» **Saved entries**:
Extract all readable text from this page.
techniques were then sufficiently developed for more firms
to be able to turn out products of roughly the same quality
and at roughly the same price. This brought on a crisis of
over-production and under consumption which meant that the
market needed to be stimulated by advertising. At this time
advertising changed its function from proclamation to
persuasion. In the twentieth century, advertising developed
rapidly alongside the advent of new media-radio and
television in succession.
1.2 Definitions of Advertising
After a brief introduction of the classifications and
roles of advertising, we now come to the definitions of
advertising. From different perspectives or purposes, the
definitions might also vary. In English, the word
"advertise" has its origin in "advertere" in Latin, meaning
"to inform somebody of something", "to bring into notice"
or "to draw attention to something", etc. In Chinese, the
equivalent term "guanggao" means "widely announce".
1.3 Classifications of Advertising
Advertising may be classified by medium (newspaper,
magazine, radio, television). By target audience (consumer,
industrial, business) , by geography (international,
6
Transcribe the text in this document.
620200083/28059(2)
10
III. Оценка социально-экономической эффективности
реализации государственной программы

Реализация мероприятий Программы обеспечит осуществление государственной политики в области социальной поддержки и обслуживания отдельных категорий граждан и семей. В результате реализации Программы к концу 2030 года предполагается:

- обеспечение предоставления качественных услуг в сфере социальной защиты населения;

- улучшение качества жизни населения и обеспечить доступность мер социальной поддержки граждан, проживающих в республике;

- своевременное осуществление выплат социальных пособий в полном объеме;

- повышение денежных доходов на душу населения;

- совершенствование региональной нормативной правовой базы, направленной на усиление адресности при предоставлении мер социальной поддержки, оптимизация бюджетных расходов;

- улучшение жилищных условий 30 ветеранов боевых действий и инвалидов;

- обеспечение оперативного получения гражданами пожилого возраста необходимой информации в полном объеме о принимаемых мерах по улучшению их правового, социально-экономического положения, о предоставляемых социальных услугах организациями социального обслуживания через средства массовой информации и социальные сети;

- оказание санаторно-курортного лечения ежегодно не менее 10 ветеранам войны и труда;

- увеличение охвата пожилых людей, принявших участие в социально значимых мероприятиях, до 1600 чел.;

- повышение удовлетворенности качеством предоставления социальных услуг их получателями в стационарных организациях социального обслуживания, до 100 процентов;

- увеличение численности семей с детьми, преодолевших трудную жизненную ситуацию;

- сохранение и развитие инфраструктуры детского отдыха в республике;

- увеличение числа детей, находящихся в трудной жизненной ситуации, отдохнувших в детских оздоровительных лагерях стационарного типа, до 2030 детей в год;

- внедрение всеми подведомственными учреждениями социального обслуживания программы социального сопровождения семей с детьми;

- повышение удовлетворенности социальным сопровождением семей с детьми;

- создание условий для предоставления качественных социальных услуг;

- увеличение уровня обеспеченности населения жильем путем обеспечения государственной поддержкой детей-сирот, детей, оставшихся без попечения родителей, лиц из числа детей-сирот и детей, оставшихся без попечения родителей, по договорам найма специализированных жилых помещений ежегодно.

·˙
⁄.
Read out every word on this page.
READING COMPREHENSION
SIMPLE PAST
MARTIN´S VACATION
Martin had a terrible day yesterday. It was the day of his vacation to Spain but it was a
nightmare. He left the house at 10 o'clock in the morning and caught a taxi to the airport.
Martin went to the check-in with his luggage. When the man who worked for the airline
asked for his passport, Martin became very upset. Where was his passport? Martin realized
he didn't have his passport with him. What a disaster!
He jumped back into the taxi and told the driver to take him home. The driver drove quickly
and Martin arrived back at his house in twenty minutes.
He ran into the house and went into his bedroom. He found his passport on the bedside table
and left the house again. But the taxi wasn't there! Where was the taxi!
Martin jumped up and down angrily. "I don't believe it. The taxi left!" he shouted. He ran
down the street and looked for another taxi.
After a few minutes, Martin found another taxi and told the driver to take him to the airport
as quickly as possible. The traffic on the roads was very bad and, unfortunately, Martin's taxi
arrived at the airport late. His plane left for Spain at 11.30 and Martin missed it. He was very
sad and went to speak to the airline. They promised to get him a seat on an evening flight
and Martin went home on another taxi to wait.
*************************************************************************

» **Exercise goal**: List every line above that holds the word "удовлетворенности".

» **Full output**:
- повышение удовлетворенности качеством предоставления социальных услуг их получателями в стационарных организациях социального обслуживания, до 100 процентов;
- повышение удовлетворенности социальным сопровождением семей с детьми;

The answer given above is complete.